>> Begin

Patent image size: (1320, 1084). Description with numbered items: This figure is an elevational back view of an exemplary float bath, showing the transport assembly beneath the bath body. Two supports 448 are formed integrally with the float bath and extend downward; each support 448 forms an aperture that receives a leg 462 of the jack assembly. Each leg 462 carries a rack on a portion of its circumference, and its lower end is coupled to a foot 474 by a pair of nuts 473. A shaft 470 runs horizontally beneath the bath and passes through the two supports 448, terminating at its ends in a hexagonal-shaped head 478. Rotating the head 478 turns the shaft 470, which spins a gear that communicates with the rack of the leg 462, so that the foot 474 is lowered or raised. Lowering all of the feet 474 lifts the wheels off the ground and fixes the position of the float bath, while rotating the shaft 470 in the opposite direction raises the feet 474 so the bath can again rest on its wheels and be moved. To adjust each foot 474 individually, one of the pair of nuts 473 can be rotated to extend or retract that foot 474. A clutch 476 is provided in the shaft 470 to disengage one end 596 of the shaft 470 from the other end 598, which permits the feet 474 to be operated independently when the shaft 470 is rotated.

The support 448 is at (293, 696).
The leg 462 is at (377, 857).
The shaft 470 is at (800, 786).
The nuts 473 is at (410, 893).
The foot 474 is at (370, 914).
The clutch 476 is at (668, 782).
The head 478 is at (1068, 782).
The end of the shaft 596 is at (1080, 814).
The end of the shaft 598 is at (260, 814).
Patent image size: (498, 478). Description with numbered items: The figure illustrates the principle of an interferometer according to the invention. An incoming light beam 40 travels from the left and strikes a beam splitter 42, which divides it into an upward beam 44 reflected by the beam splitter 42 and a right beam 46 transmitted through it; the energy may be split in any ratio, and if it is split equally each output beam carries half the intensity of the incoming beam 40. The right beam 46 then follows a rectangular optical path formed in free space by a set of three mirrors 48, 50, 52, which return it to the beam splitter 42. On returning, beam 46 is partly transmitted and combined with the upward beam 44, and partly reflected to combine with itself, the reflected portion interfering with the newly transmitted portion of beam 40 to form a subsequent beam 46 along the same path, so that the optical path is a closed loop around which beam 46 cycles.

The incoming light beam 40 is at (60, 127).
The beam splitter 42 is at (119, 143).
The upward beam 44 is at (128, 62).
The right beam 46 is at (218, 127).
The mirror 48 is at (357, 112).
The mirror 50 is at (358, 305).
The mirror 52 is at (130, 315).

>> End
>> Begin

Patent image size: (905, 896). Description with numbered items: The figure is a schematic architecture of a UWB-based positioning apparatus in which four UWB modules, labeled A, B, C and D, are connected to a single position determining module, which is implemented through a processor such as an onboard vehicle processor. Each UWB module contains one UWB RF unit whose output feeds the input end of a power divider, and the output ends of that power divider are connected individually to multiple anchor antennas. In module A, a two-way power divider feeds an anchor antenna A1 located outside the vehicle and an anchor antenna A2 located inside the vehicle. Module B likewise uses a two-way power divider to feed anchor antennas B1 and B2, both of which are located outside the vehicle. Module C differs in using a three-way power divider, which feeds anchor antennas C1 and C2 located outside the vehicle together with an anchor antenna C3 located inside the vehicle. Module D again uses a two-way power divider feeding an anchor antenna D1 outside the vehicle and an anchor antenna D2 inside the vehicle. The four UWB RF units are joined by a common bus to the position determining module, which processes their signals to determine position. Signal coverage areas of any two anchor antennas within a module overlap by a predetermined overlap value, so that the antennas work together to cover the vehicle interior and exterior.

>> End

[Task]
Arrange everything from the line containing "Patent image size: (498, 478)." down to the line containing "The mirror 48 is at (357, 112)." as a two-column CSV with the headers text and answer, one row per text-answer pair. Put each value in a single quoted field, with line breaks replaced by spaces.

[Result for this exercise]
text,answer
"Patent image size: (498, 478). Description with numbered items: The figure illustrates the principle of an interferometer according to the invention. An incoming light beam 40 travels from the left and strikes a beam splitter 42, which divides it into an upward beam 44 reflected by the beam splitter 42 and a right beam 46 transmitted through it; the energy may be split in any ratio, and if it is split equally each output beam carries half the intensity of the incoming beam 40. The right beam 46 then follows a rectangular optical path formed in free space by a set of three mirrors 48, 50, 52, which return it to the beam splitter 42. On returning, beam 46 is partly transmitted and combined with the upward beam 44, and partly reflected to combine with itself, the reflected portion interfering with the newly transmitted portion of beam 40 to form a subsequent beam 46 along the same path, so that the optical path is a closed loop around which beam 46 cycles.","The incoming light beam 40 is at (60, 127). The beam splitter 42 is at (119, 143). The upward beam 44 is at (128, 62). The right beam 46 is at (218, 127). The mirror 48 is at (357, 112)."